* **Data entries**
START

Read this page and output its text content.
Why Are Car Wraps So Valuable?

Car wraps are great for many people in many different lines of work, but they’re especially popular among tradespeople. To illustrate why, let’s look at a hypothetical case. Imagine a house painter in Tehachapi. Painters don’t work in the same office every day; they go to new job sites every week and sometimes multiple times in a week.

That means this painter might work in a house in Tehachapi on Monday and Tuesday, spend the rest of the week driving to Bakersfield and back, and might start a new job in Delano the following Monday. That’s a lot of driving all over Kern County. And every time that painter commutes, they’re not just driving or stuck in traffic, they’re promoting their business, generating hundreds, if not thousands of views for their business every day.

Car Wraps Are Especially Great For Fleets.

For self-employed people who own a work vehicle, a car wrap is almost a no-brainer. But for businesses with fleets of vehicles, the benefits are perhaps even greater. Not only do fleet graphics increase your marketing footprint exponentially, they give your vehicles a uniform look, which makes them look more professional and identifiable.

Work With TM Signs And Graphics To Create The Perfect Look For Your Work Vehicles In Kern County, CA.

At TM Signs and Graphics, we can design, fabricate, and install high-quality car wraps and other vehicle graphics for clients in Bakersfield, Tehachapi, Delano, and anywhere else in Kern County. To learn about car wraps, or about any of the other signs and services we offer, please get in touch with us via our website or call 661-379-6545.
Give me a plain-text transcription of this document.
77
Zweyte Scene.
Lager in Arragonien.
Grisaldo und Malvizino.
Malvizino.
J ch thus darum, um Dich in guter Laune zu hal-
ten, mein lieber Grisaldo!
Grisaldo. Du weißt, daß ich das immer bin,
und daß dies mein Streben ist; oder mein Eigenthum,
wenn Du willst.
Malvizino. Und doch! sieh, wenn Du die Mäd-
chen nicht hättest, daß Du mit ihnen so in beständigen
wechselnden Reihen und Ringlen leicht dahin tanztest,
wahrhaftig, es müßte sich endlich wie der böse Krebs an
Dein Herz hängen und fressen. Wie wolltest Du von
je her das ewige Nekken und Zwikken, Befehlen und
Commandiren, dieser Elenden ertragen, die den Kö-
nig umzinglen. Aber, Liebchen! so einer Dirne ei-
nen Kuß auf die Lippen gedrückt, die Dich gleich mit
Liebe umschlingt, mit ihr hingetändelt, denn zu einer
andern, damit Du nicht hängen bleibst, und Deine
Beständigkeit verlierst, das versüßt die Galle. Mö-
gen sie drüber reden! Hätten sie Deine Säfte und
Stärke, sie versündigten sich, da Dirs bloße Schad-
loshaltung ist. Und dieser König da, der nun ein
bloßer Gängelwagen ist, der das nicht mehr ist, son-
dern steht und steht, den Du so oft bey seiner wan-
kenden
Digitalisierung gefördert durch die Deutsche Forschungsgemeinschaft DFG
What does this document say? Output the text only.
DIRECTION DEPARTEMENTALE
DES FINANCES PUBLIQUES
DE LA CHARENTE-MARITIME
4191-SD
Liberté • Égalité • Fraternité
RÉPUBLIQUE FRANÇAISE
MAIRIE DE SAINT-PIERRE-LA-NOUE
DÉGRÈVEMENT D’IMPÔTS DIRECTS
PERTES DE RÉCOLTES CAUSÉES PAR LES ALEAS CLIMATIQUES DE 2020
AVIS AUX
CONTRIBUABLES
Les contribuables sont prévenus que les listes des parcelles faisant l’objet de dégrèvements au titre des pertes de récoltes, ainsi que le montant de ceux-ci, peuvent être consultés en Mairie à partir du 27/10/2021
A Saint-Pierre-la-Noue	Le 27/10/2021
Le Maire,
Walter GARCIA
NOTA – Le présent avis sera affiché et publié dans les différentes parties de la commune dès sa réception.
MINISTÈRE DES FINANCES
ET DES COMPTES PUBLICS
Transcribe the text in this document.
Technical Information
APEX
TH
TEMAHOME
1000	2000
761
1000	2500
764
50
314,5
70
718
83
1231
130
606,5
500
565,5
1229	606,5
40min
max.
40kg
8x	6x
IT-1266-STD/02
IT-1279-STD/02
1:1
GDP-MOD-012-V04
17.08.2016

END

* **Set exercise**
In the listing, find each line with the string "only" and copy it.

* **Finished answer**
For self-employed people who own a work vehicle, a car wrap is almost a no-brainer. But for businesses with fleets of vehicles, the benefits are perhaps even greater. Not only do fleet graphics increase your marketing footprint exponentially, they give your vehicles a uniform look, which makes them look more professional and identifiable.
What does this document say? Output the text only.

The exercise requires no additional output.